Source records:
* * * * * * *
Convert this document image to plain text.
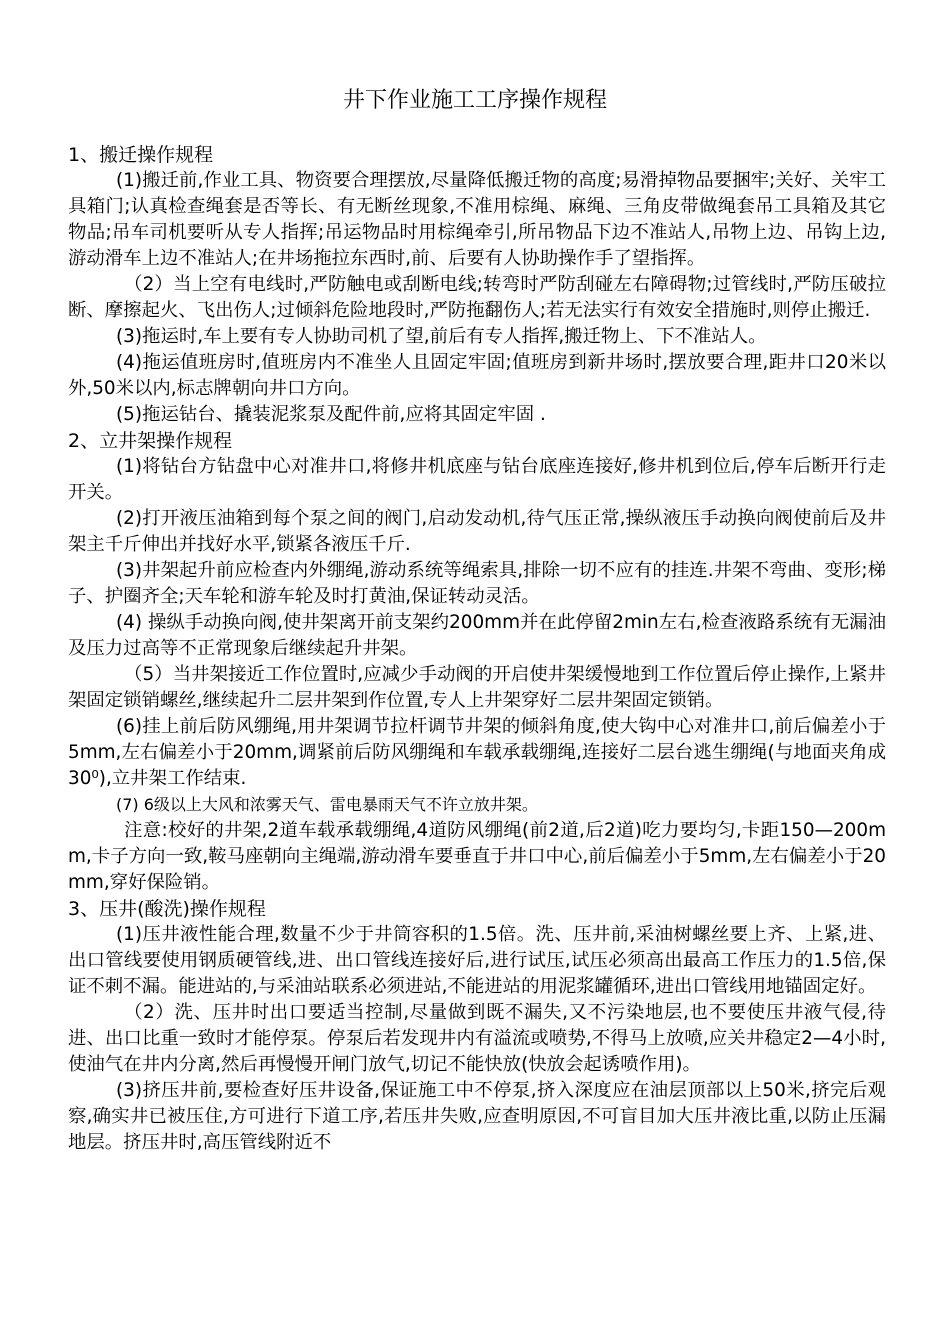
井下作业施工工序操作规程
1、搬迁操作规程

(1)搬迁前,作业工具、物资要合理摆放,尽量降低搬迁物的高度;易滑掉物品要捆牢;关好、关牢工具箱门;认真检查绳套是否等长、有无断丝现象,不准用棕绳、麻绳、三角皮带做绳套吊工具箱及其它物品;吊车司机要听从专人指挥;吊运物品时用棕绳牵引,所吊物品下边不准站人,吊物上边、吊钩上边,游动滑车上边不准站人;在井场拖拉东西时,前、后要有人协助操作手了望指挥。

（2）当上空有电线时,严防触电或刮断电线;转弯时严防刮碰左右障碍物;过管线时,严防压破拉断、摩擦起火、飞出伤人;过倾斜危险地段时,严防拖翻伤人;若无法实行有效安全措施时,则停止搬迁.

(3)拖运时,车上要有专人协助司机了望,前后有专人指挥,搬迁物上、下不准站人。

(4)拖运值班房时,值班房内不准坐人且固定牢固;值班房到新井场时,摆放要合理,距井口20米以外,50米以内,标志牌朝向井口方向。

(5)拖运钻台、撬装泥浆泵及配件前,应将其固定牢固 .

2、立井架操作规程

(1)将钻台方钻盘中心对准井口,将修井机底座与钻台底座连接好,修井机到位后,停车后断开行走开关。

(2)打开液压油箱到每个泵之间的阀门,启动发动机,待气压正常,操纵液压手动换向阀使前后及井架主千斤伸出并找好水平,锁紧各液压千斤.

(3)井架起升前应检查内外绷绳,游动系统等绳索具,排除一切不应有的挂连.井架不弯曲、变形;梯子、护圈齐全;天车轮和游车轮及时打黄油,保证转动灵活。

(4) 操纵手动换向阀,使井架离开前支架约200mm并在此停留2min左右,检查液路系统有无漏油及压力过高等不正常现象后继续起升井架。

（5）当井架接近工作位置时,应减少手动阀的开启使井架缓慢地到工作位置后停止操作,上紧井架固定锁销螺丝,继续起升二层井架到作位置,专人上井架穿好二层井架固定锁销。

(6)挂上前后防风绷绳,用井架调节拉杆调节井架的倾斜角度,使大钩中心对准井口,前后偏差小于5mm,左右偏差小于20mm,调紧前后防风绷绳和车载承载绷绳,连接好二层台逃生绷绳(与地面夹角成30⁰),立井架工作结束.

(7) 6级以上大风和浓雾天气、雷电暴雨天气不许立放井架。

注意:校好的井架,2道车载承载绷绳,4道防风绷绳(前2道,后2道)吃力要均匀,卡距150—200mm,卡子方向一致,鞍马座朝向主绳端,游动滑车要垂直于井口中心,前后偏差小于5mm,左右偏差小于20mm,穿好保险销。

3、压井(酸洗)操作规程

(1)压井液性能合理,数量不少于井筒容积的1.5倍。洗、压井前,采油树螺丝要上齐、上紧,进、出口管线要使用钢质硬管线,进、出口管线连接好后,进行试压,试压必须高出最高工作压力的1.5倍,保证不刺不漏。能进站的,与采油站联系必须进站,不能进站的用泥浆罐循环,进出口管线用地锚固定好。

（2）洗、压井时出口要适当控制,尽量做到既不漏失,又不污染地层,也不要使压井液气侵,待进、出口比重一致时才能停泵。停泵后若发现井内有溢流或喷势,不得马上放喷,应关井稳定2—4小时,使油气在井内分离,然后再慢慢开闸门放气,切记不能快放(快放会起诱喷作用)。

(3)挤压井前,要检查好压井设备,保证施工中不停泵,挤入深度应在油层顶部以上50米,挤完后观察,确实井已被压住,方可进行下道工序,若压井失败,应查明原因,不可盲目加大压井液比重,以防止压漏地层。挤压井时,高压管线附近不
* * * * * * *
Requirement: Each record should be quoted exactly, with the images omitted.

Task output:
Convert this document image to plain text.
井下作业施工工序操作规程
1、搬迁操作规程

(1)搬迁前,作业工具、物资要合理摆放,尽量降低搬迁物的高度;易滑掉物品要捆牢;关好、关牢工具箱门;认真检查绳套是否等长、有无断丝现象,不准用棕绳、麻绳、三角皮带做绳套吊工具箱及其它物品;吊车司机要听从专人指挥;吊运物品时用棕绳牵引,所吊物品下边不准站人,吊物上边、吊钩上边,游动滑车上边不准站人;在井场拖拉东西时,前、后要有人协助操作手了望指挥。

（2）当上空有电线时,严防触电或刮断电线;转弯时严防刮碰左右障碍物;过管线时,严防压破拉断、摩擦起火、飞出伤人;过倾斜危险地段时,严防拖翻伤人;若无法实行有效安全措施时,则停止搬迁.

(3)拖运时,车上要有专人协助司机了望,前后有专人指挥,搬迁物上、下不准站人。

(4)拖运值班房时,值班房内不准坐人且固定牢固;值班房到新井场时,摆放要合理,距井口20米以外,50米以内,标志牌朝向井口方向。

(5)拖运钻台、撬装泥浆泵及配件前,应将其固定牢固 .

2、立井架操作规程

(1)将钻台方钻盘中心对准井口,将修井机底座与钻台底座连接好,修井机到位后,停车后断开行走开关。

(2)打开液压油箱到每个泵之间的阀门,启动发动机,待气压正常,操纵液压手动换向阀使前后及井架主千斤伸出并找好水平,锁紧各液压千斤.

(3)井架起升前应检查内外绷绳,游动系统等绳索具,排除一切不应有的挂连.井架不弯曲、变形;梯子、护圈齐全;天车轮和游车轮及时打黄油,保证转动灵活。

(4) 操纵手动换向阀,使井架离开前支架约200mm并在此停留2min左右,检查液路系统有无漏油及压力过高等不正常现象后继续起升井架。

（5）当井架接近工作位置时,应减少手动阀的开启使井架缓慢地到工作位置后停止操作,上紧井架固定锁销螺丝,继续起升二层井架到作位置,专人上井架穿好二层井架固定锁销。

(6)挂上前后防风绷绳,用井架调节拉杆调节井架的倾斜角度,使大钩中心对准井口,前后偏差小于5mm,左右偏差小于20mm,调紧前后防风绷绳和车载承载绷绳,连接好二层台逃生绷绳(与地面夹角成30⁰),立井架工作结束.

(7) 6级以上大风和浓雾天气、雷电暴雨天气不许立放井架。

注意:校好的井架,2道车载承载绷绳,4道防风绷绳(前2道,后2道)吃力要均匀,卡距150—200mm,卡子方向一致,鞍马座朝向主绳端,游动滑车要垂直于井口中心,前后偏差小于5mm,左右偏差小于20mm,穿好保险销。

3、压井(酸洗)操作规程

(1)压井液性能合理,数量不少于井筒容积的1.5倍。洗、压井前,采油树螺丝要上齐、上紧,进、出口管线要使用钢质硬管线,进、出口管线连接好后,进行试压,试压必须高出最高工作压力的1.5倍,保证不刺不漏。能进站的,与采油站联系必须进站,不能进站的用泥浆罐循环,进出口管线用地锚固定好。

（2）洗、压井时出口要适当控制,尽量做到既不漏失,又不污染地层,也不要使压井液气侵,待进、出口比重一致时才能停泵。停泵后若发现井内有溢流或喷势,不得马上放喷,应关井稳定2—4小时,使油气在井内分离,然后再慢慢开闸门放气,切记不能快放(快放会起诱喷作用)。

(3)挤压井前,要检查好压井设备,保证施工中不停泵,挤入深度应在油层顶部以上50米,挤完后观察,确实井已被压住,方可进行下道工序,若压井失败,应查明原因,不可盲目加大压井液比重,以防止压漏地层。挤压井时,高压管线附近不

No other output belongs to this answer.